Direction:
Please write out the material below exactly as given.

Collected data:
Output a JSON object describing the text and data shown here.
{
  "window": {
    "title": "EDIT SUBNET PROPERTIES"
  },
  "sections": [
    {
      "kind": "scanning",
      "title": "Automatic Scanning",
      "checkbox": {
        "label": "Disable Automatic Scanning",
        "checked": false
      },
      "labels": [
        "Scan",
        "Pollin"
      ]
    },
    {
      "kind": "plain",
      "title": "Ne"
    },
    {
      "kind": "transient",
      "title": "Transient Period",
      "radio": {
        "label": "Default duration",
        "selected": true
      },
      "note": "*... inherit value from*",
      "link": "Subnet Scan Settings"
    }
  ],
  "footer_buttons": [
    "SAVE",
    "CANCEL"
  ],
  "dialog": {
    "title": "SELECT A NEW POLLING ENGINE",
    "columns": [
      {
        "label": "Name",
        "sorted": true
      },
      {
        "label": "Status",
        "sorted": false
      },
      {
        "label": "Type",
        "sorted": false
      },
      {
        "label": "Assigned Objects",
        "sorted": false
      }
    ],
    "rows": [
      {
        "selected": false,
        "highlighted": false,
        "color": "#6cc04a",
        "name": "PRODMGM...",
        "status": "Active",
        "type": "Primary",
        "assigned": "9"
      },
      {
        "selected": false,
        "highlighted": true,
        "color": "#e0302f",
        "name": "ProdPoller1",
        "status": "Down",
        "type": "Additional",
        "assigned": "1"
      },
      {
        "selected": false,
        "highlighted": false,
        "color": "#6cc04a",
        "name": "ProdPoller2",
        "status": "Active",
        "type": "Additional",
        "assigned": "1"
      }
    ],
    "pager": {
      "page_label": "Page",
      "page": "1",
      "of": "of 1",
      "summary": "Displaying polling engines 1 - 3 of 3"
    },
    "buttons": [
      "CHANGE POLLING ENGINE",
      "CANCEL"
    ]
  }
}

Complete answer:
Output a JSON object describing the text and data shown here.
{
  "window": {
    "title": "EDIT SUBNET PROPERTIES"
  },
  "sections": [
    {
      "kind": "scanning",
      "title": "Automatic Scanning",
      "checkbox": {
        "label": "Disable Automatic Scanning",
        "checked": false
      },
      "labels": [
        "Scan",
        "Pollin"
      ]
    },
    {
      "kind": "plain",
      "title": "Ne"
    },
    {
      "kind": "transient",
      "title": "Transient Period",
      "radio": {
        "label": "Default duration",
        "selected": true
      },
      "note": "*... inherit value from*",
      "link": "Subnet Scan Settings"
    }
  ],
  "footer_buttons": [
    "SAVE",
    "CANCEL"
  ],
  "dialog": {
    "title": "SELECT A NEW POLLING ENGINE",
    "columns": [
      {
        "label": "Name",
        "sorted": true
      },
      {
        "label": "Status",
        "sorted": false
      },
      {
        "label": "Type",
        "sorted": false
      },
      {
        "label": "Assigned Objects",
        "sorted": false
      }
    ],
    "rows": [
      {
        "selected": false,
        "highlighted": false,
        "color": "#6cc04a",
        "name": "PRODMGM...",
        "status": "Active",
        "type": "Primary",
        "assigned": "9"
      },
      {
        "selected": false,
        "highlighted": true,
        "color": "#e0302f",
        "name": "ProdPoller1",
        "status": "Down",
        "type": "Additional",
        "assigned": "1"
      },
      {
        "selected": false,
        "highlighted": false,
        "color": "#6cc04a",
        "name": "ProdPoller2",
        "status": "Active",
        "type": "Additional",
        "assigned": "1"
      }
    ],
    "pager": {
      "page_label": "Page",
      "page": "1",
      "of": "of 1",
      "summary": "Displaying polling engines 1 - 3 of 3"
    },
    "buttons": [
      "CHANGE POLLING ENGINE",
      "CANCEL"
    ]
  }
}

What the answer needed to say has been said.